### EXERCISE DETAILS
All of the data below must be repeated exactly.

### Excerpts from a figure dataset
============================================================
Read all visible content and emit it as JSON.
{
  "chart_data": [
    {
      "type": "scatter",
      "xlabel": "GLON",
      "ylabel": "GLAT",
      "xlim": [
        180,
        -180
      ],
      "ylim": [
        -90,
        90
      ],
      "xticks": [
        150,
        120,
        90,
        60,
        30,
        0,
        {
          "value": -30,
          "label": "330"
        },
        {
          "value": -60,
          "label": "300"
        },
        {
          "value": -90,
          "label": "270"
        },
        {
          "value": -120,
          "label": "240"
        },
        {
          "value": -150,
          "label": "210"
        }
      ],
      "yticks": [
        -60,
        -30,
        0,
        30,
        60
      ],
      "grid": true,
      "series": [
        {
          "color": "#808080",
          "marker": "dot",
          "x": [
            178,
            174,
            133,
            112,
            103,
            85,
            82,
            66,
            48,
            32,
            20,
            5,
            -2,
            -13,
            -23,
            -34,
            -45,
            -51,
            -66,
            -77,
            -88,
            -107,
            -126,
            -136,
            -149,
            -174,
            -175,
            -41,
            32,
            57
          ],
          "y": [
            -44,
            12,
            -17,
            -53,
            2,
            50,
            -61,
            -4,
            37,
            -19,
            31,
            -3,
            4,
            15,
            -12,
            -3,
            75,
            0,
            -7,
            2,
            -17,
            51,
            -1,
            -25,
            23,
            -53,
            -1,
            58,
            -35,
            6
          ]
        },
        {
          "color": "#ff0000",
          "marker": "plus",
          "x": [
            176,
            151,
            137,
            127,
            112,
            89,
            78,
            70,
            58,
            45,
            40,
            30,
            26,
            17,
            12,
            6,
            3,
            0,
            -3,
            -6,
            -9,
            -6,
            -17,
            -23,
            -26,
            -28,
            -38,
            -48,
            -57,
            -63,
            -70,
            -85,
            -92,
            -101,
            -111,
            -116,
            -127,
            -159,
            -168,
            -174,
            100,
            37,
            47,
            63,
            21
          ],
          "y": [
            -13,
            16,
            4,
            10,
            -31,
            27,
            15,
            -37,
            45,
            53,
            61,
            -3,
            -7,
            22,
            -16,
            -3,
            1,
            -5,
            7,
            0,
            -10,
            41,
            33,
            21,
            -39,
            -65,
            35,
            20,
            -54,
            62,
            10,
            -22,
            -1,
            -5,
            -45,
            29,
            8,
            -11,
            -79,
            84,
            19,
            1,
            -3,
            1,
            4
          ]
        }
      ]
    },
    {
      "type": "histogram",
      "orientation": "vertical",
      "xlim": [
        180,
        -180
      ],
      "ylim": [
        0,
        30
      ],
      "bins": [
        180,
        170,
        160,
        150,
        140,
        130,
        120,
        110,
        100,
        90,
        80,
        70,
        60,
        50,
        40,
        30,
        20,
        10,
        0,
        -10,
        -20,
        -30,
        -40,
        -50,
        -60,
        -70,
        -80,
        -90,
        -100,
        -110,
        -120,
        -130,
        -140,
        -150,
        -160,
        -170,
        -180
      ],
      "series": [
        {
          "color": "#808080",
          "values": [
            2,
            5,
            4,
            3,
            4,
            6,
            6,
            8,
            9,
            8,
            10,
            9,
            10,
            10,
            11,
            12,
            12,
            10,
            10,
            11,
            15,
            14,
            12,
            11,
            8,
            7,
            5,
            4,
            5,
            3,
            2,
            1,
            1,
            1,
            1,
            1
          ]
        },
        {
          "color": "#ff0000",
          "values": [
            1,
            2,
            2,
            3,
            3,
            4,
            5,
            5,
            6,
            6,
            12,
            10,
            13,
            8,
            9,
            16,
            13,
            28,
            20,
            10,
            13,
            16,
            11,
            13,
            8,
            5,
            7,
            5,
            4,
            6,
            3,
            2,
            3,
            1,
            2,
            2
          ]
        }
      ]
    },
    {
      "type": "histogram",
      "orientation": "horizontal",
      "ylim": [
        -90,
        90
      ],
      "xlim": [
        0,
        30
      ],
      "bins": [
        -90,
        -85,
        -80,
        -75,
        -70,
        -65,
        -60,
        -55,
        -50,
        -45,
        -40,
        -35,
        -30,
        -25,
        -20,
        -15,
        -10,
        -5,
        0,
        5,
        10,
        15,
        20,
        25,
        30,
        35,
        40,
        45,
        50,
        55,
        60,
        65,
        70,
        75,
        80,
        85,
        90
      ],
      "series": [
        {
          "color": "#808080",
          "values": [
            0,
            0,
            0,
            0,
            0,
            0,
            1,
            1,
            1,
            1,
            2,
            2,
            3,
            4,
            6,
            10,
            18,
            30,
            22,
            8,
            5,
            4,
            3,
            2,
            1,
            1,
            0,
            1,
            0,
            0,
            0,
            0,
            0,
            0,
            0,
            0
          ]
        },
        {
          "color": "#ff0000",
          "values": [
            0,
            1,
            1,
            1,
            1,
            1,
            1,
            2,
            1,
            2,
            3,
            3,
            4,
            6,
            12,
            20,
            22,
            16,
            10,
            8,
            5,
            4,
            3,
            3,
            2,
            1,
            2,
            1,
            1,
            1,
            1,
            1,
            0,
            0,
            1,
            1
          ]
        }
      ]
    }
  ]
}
============================================================
### ANSWER TO THIS PROBLEM
Read all visible content and emit it as JSON.
{
  "chart_data": [
    {
      "type": "scatter",
      "xlabel": "GLON",
      "ylabel": "GLAT",
      "xlim": [
        180,
        -180
      ],
      "ylim": [
        -90,
        90
      ],
      "xticks": [
        150,
        120,
        90,
        60,
        30,
        0,
        {
          "value": -30,
          "label": "330"
        },
        {
          "value": -60,
          "label": "300"
        },
        {
          "value": -90,
          "label": "270"
        },
        {
          "value": -120,
          "label": "240"
        },
        {
          "value": -150,
          "label": "210"
        }
      ],
      "yticks": [
        -60,
        -30,
        0,
        30,
        60
      ],
      "grid": true,
      "series": [
        {
          "color": "#808080",
          "marker": "dot",
          "x": [
            178,
            174,
            133,
            112,
            103,
            85,
            82,
            66,
            48,
            32,
            20,
            5,
            -2,
            -13,
            -23,
            -34,
            -45,
            -51,
            -66,
            -77,
            -88,
            -107,
            -126,
            -136,
            -149,
            -174,
            -175,
            -41,
            32,
            57
          ],
          "y": [
            -44,
            12,
            -17,
            -53,
            2,
            50,
            -61,
            -4,
            37,
            -19,
            31,
            -3,
            4,
            15,
            -12,
            -3,
            75,
            0,
            -7,
            2,
            -17,
            51,
            -1,
            -25,
            23,
            -53,
            -1,
            58,
            -35,
            6
          ]
        },
        {
          "color": "#ff0000",
          "marker": "plus",
          "x": [
            176,
            151,
            137,
            127,
            112,
            89,
            78,
            70,
            58,
            45,
            40,
            30,
            26,
            17,
            12,
            6,
            3,
            0,
            -3,
            -6,
            -9,
            -6,
            -17,
            -23,
            -26,
            -28,
            -38,
            -48,
            -57,
            -63,
            -70,
            -85,
            -92,
            -101,
            -111,
            -116,
            -127,
            -159,
            -168,
            -174,
            100,
            37,
            47,
            63,
            21
          ],
          "y": [
            -13,
            16,
            4,
            10,
            -31,
            27,
            15,
            -37,
            45,
            53,
            61,
            -3,
            -7,
            22,
            -16,
            -3,
            1,
            -5,
            7,
            0,
            -10,
            41,
            33,
            21,
            -39,
            -65,
            35,
            20,
            -54,
            62,
            10,
            -22,
            -1,
            -5,
            -45,
            29,
            8,
            -11,
            -79,
            84,
            19,
            1,
            -3,
            1,
            4
          ]
        }
      ]
    },
    {
      "type": "histogram",
      "orientation": "vertical",
      "xlim": [
        180,
        -180
      ],
      "ylim": [
        0,
        30
      ],
      "bins": [
        180,
        170,
        160,
        150,
        140,
        130,
        120,
        110,
        100,
        90,
        80,
        70,
        60,
        50,
        40,
        30,
        20,
        10,
        0,
        -10,
        -20,
        -30,
        -40,
        -50,
        -60,
        -70,
        -80,
        -90,
        -100,
        -110,
        -120,
        -130,
        -140,
        -150,
        -160,
        -170,
        -180
      ],
      "series": [
        {
          "color": "#808080",
          "values": [
            2,
            5,
            4,
            3,
            4,
            6,
            6,
            8,
            9,
            8,
            10,
            9,
            10,
            10,
            11,
            12,
            12,
            10,
            10,
            11,
            15,
            14,
            12,
            11,
            8,
            7,
            5,
            4,
            5,
            3,
            2,
            1,
            1,
            1,
            1,
            1
          ]
        },
        {
          "color": "#ff0000",
          "values": [
            1,
            2,
            2,
            3,
            3,
            4,
            5,
            5,
            6,
            6,
            12,
            10,
            13,
            8,
            9,
            16,
            13,
            28,
            20,
            10,
            13,
            16,
            11,
            13,
            8,
            5,
            7,
            5,
            4,
            6,
            3,
            2,
            3,
            1,
            2,
            2
          ]
        }
      ]
    },
    {
      "type": "histogram",
      "orientation": "horizontal",
      "ylim": [
        -90,
        90
      ],
      "xlim": [
        0,
        30
      ],
      "bins": [
        -90,
        -85,
        -80,
        -75,
        -70,
        -65,
        -60,
        -55,
        -50,
        -45,
        -40,
        -35,
        -30,
        -25,
        -20,
        -15,
        -10,
        -5,
        0,
        5,
        10,
        15,
        20,
        25,
        30,
        35,
        40,
        45,
        50,
        55,
        60,
        65,
        70,
        75,
        80,
        85,
        90
      ],
      "series": [
        {
          "color": "#808080",
          "values": [
            0,
            0,
            0,
            0,
            0,
            0,
            1,
            1,
            1,
            1,
            2,
            2,
            3,
            4,
            6,
            10,
            18,
            30,
            22,
            8,
            5,
            4,
            3,
            2,
            1,
            1,
            0,
            1,
            0,
            0,
            0,
            0,
            0,
            0,
            0,
            0
          ]
        },
        {
          "color": "#ff0000",
          "values": [
            0,
            1,
            1,
            1,
            1,
            1,
            1,
            2,
            1,
            2,
            3,
            3,
            4,
            6,
            12,
            20,
            22,
            16,
            10,
            8,
            5,
            4,
            3,
            3,
            2,
            1,
            2,
            1,
            1,
            1,
            1,
            1,
            0,
            0,
            1,
            1
          ]
        }
      ]
    }
  ]
}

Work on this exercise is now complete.